REQUIRED ACTION>
Exact copies of all the entries are needed.

---------- EXTRACTED DATA ----------

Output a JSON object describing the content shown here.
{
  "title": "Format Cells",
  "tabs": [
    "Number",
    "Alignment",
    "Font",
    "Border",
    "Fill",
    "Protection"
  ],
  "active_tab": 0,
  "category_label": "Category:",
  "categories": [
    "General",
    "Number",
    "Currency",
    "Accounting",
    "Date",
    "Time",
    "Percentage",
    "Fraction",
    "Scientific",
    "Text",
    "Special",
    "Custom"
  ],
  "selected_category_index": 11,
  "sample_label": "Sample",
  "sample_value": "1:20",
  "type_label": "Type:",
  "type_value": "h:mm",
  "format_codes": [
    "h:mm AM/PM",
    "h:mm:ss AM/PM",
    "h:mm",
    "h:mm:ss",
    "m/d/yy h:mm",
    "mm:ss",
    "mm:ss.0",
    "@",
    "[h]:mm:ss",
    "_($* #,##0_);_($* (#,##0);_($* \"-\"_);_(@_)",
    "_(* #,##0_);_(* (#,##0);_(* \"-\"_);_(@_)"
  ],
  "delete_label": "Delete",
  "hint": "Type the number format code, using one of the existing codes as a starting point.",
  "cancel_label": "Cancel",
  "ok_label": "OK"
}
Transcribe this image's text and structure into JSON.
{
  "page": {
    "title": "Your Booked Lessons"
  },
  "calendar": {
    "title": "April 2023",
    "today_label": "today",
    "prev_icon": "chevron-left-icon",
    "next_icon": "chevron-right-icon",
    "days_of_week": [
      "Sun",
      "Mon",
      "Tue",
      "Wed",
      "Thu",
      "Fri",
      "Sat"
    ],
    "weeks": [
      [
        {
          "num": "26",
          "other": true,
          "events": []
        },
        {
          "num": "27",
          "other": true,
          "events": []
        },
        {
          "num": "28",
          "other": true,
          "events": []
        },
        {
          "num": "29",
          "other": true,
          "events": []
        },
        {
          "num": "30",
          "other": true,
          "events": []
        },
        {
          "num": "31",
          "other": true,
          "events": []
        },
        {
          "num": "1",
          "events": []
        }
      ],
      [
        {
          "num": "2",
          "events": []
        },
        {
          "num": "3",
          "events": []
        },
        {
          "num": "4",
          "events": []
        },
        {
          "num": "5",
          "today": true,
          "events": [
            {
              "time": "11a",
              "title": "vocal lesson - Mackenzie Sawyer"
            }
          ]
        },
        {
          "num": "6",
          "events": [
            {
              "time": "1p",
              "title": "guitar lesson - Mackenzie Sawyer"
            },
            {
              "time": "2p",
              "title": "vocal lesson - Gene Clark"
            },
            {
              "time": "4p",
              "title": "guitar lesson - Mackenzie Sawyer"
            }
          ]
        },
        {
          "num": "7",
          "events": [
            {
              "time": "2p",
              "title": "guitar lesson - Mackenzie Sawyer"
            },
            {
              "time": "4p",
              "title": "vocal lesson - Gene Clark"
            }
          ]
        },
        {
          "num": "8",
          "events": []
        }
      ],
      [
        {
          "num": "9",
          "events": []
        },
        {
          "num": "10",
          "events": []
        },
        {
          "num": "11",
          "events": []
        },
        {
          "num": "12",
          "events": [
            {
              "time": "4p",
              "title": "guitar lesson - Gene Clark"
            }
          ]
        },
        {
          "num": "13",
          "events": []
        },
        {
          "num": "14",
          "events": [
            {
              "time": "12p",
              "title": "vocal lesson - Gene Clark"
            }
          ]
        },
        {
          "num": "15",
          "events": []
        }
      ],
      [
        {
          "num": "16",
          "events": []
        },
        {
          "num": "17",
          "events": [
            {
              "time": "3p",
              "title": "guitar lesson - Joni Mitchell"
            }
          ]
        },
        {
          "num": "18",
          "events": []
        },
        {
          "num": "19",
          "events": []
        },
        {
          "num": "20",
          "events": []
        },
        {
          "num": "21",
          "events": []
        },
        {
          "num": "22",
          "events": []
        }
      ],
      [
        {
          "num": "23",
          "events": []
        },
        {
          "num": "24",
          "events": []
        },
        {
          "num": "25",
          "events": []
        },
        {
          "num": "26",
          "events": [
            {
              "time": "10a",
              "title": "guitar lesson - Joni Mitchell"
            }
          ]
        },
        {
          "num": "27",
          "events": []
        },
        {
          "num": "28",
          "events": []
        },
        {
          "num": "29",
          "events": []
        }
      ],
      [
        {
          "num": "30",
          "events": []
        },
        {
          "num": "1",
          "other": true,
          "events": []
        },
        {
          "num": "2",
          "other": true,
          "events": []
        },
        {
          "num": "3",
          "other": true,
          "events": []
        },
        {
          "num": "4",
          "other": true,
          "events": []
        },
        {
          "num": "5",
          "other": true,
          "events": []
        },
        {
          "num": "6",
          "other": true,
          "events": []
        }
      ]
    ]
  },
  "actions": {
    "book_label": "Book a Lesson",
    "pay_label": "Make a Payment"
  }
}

----------

RESPONSE BELOW>
Output a JSON object describing the content shown here.
{
  "title": "Format Cells",
  "tabs": [
    "Number",
    "Alignment",
    "Font",
    "Border",
    "Fill",
    "Protection"
  ],
  "active_tab": 0,
  "category_label": "Category:",
  "categories": [
    "General",
    "Number",
    "Currency",
    "Accounting",
    "Date",
    "Time",
    "Percentage",
    "Fraction",
    "Scientific",
    "Text",
    "Special",
    "Custom"
  ],
  "selected_category_index": 11,
  "sample_label": "Sample",
  "sample_value": "1:20",
  "type_label": "Type:",
  "type_value": "h:mm",
  "format_codes": [
    "h:mm AM/PM",
    "h:mm:ss AM/PM",
    "h:mm",
    "h:mm:ss",
    "m/d/yy h:mm",
    "mm:ss",
    "mm:ss.0",
    "@",
    "[h]:mm:ss",
    "_($* #,##0_);_($* (#,##0);_($* \"-\"_);_(@_)",
    "_(* #,##0_);_(* (#,##0);_(* \"-\"_);_(@_)"
  ],
  "delete_label": "Delete",
  "hint": "Type the number format code, using one of the existing codes as a starting point.",
  "cancel_label": "Cancel",
  "ok_label": "OK"
}
Transcribe this image's text and structure into JSON.
{
  "page": {
    "title": "Your Booked Lessons"
  },
  "calendar": {
    "title": "April 2023",
    "today_label": "today",
    "prev_icon": "chevron-left-icon",
    "next_icon": "chevron-right-icon",
    "days_of_week": [
      "Sun",
      "Mon",
      "Tue",
      "Wed",
      "Thu",
      "Fri",
      "Sat"
    ],
    "weeks": [
      [
        {
          "num": "26",
          "other": true,
          "events": []
        },
        {
          "num": "27",
          "other": true,
          "events": []
        },
        {
          "num": "28",
          "other": true,
          "events": []
        },
        {
          "num": "29",
          "other": true,
          "events": []
        },
        {
          "num": "30",
          "other": true,
          "events": []
        },
        {
          "num": "31",
          "other": true,
          "events": []
        },
        {
          "num": "1",
          "events": []
        }
      ],
      [
        {
          "num": "2",
          "events": []
        },
        {
          "num": "3",
          "events": []
        },
        {
          "num": "4",
          "events": []
        },
        {
          "num": "5",
          "today": true,
          "events": [
            {
              "time": "11a",
              "title": "vocal lesson - Mackenzie Sawyer"
            }
          ]
        },
        {
          "num": "6",
          "events": [
            {
              "time": "1p",
              "title": "guitar lesson - Mackenzie Sawyer"
            },
            {
              "time": "2p",
              "title": "vocal lesson - Gene Clark"
            },
            {
              "time": "4p",
              "title": "guitar lesson - Mackenzie Sawyer"
            }
          ]
        },
        {
          "num": "7",
          "events": [
            {
              "time": "2p",
              "title": "guitar lesson - Mackenzie Sawyer"
            },
            {
              "time": "4p",
              "title": "vocal lesson - Gene Clark"
            }
          ]
        },
        {
          "num": "8",
          "events": []
        }
      ],
      [
        {
          "num": "9",
          "events": []
        },
        {
          "num": "10",
          "events": []
        },
        {
          "num": "11",
          "events": []
        },
        {
          "num": "12",
          "events": [
            {
              "time": "4p",
              "title": "guitar lesson - Gene Clark"
            }
          ]
        },
        {
          "num": "13",
          "events": []
        },
        {
          "num": "14",
          "events": [
            {
              "time": "12p",
              "title": "vocal lesson - Gene Clark"
            }
          ]
        },
        {
          "num": "15",
          "events": []
        }
      ],
      [
        {
          "num": "16",
          "events": []
        },
        {
          "num": "17",
          "events": [
            {
              "time": "3p",
              "title": "guitar lesson - Joni Mitchell"
            }
          ]
        },
        {
          "num": "18",
          "events": []
        },
        {
          "num": "19",
          "events": []
        },
        {
          "num": "20",
          "events": []
        },
        {
          "num": "21",
          "events": []
        },
        {
          "num": "22",
          "events": []
        }
      ],
      [
        {
          "num": "23",
          "events": []
        },
        {
          "num": "24",
          "events": []
        },
        {
          "num": "25",
          "events": []
        },
        {
          "num": "26",
          "events": [
            {
              "time": "10a",
              "title": "guitar lesson - Joni Mitchell"
            }
          ]
        },
        {
          "num": "27",
          "events": []
        },
        {
          "num": "28",
          "events": []
        },
        {
          "num": "29",
          "events": []
        }
      ],
      [
        {
          "num": "30",
          "events": []
        },
        {
          "num": "1",
          "other": true,
          "events": []
        },
        {
          "num": "2",
          "other": true,
          "events": []
        },
        {
          "num": "3",
          "other": true,
          "events": []
        },
        {
          "num": "4",
          "other": true,
          "events": []
        },
        {
          "num": "5",
          "other": true,
          "events": []
        },
        {
          "num": "6",
          "other": true,
          "events": []
        }
      ]
    ]
  },
  "actions": {
    "book_label": "Book a Lesson",
    "pay_label": "Make a Payment"
  }
}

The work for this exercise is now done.